■ ОТРЫВОК ТЕКСТА
===
Спустя несколько дней, 6 июля, был убит немецкий посол в Москве граф Мирбах.

Обстоятельства этого убийства остаются необычайно загадочными. По версии большевиков (которую в течение десятилетий никто не оспаривал) убийство было совершено двумя молодыми левыми эсерами и должно было послужить сигналом к восстанию левых эсеров, направленному на то, чтобы спровоцировать разрыв между большевиками и немецкими «империалистами». Сами левые эсеры яростно отрицали всякую подготовку к восстанию, хотя и не оспаривали своего участия в убийстве и даже похвалялись им. Однако несоответствия, содержащиеся в этой версии, начисто опровергают ее.

В тот самый момент, когда левые эсеры якобы готовились к своему выступлению, около 400 левоэсеровских делегатов — все, как один, «мускулистые крестьянские парни» — мирно сидели в зале заседаний пятого съезда Советов в Москве. Блюмкин, фактический убийца Мирбаха, не был привлечен к ответственности; он снова выплыл на поверхность в 1919 году, сообщив явно недостоверную и недоступную проверке версию самого убийства и своего побега; после этого он много лет работал с Троцким как большевик.

Левые эсеры некоторое время играли для большевиков неоценимую роль: они вначале прикрывали монопольный характер их власти. Троцкий, организуя переворот, использовал восемнадцатилетнего левого эсера Лазимира в качестве формального председателя Военно-Революционного комитета, который был теоретически внепартийной «советской» организацией. Позднее разгон Учредительного Собрания был облегчен утверждением Ленина, что эсеровское большинство Учредилки было избрано до того, как левые эсеры откололись от своей партии; иными словами, большинство, которое, как считалось, представляло крестьянские массы, должно было в действительности включать и левых эсеров.

Услуги левых эсеров были оплачены предоставлением им правительственных постов.

Большевики по-прежнему находились в ужасном положении: их могли свергнуть в любую минуту. В эти напряженные Июльские дни Троцкий так характеризовал положение: «Мы уже фактически покойники; теперь дело за гробовщиком». Отношения большевиков с их немецкими покровителями были, естественно, напряжены вследствие шаткости большевистской власти: немецкое посольство в Москве (как свидетельствует последний меморандум Мирбаха) убеждало германское правительство переключиться с поддержки большевиков на поддержку умеренных монархистов и других антибольшевистских сил. И действительно, с июня 1918 года немцы стали переводить большие суммы — в общей сложности до сорока миллионов марок золотом — не только большевикам, но и различным их соперникам, которых хотели держать наготове на случай, если большевистская власть рухнет, — что казалось вполне вероятным.

Расправа большевиков с их норовистыми левоэсеровскими соратниками была циничной и жестокой. Красин, близкий друг Ленина, «с глубоким отвращением» рассказывал советскому функционеру (Сэломону) о позиции Ленина:

«Уж на что я хорошо знаю Ленина, и то никогда бы не мог предположить, что он способен на такой предельный и жестокий цинизм. Обсуждая со мной предполагаемое решение конфликта, он сказал с кривой улыбкой — заметьте, с кривой улыбкой! — «Мы сделаем маленький внутренний заемчик за счет товарищей левых эсеров; и капитал приобретем, и невинность соблюдем…»
===
■ Сохранённые строки данных
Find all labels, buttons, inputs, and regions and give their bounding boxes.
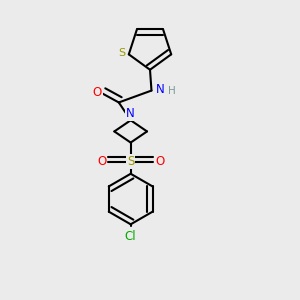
Text: O: O: [155, 155, 164, 168]
Text: S: S: [118, 48, 125, 58]
Text: N: N: [156, 83, 165, 96]
Text: Cl: Cl: [125, 230, 136, 243]
Text: O: O: [97, 155, 106, 168]
Text: S: S: [127, 155, 134, 168]
Text: H: H: [168, 86, 176, 96]
Text: N: N: [126, 107, 135, 120]
Text: O: O: [92, 85, 102, 98]
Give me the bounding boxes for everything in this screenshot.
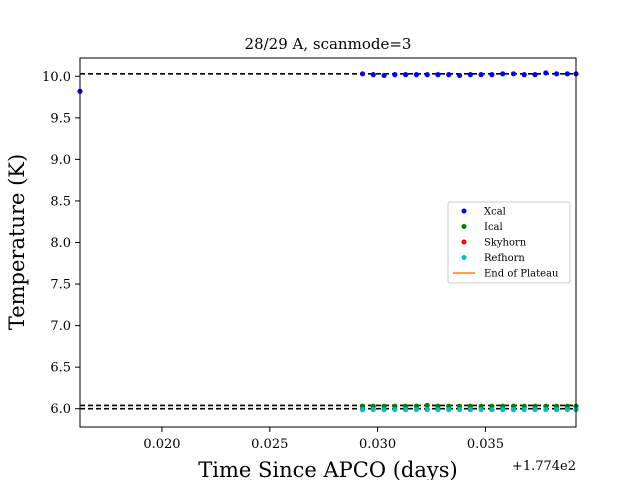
===
■ УСЛОВИЯ ЗАДАНИЯ
• 1. Сколько левоэсеровских делегатов, согласно отрывку об убийстве Мирбаха, сидело в зале заседаний пятого съезда Советов?
• 2. Оформите все строки данных как JSON-список текстовых значений, по одному на каждую строку, без пустых строк. Картинки в ответ не включайте.
Строки никак не связаны с отрывком.

■ ОТВЕТЫ ПО ЗАДАНИЯМ
• 1. Около 400 делегатов.

• 2.
[
  "Find all labels, buttons, inputs, and regions and give their bounding boxes.",
  "Text: O: O: [155, 155, 164, 168]",
  "Text: S: S: [118, 48, 125, 58]",
  "Text: N: N: [156, 83, 165, 96]",
  "Text: Cl: Cl: [125, 230, 136, 243]",
  "Text: O: O: [97, 155, 106, 168]",
  "Text: S: S: [127, 155, 134, 168]",
  "Text: H: H: [168, 86, 176, 96]",
  "Text: N: N: [126, 107, 135, 120]",
  "Text: O: O: [92, 85, 102, 98]",
  "Give me the bounding boxes for everything in this screenshot."
]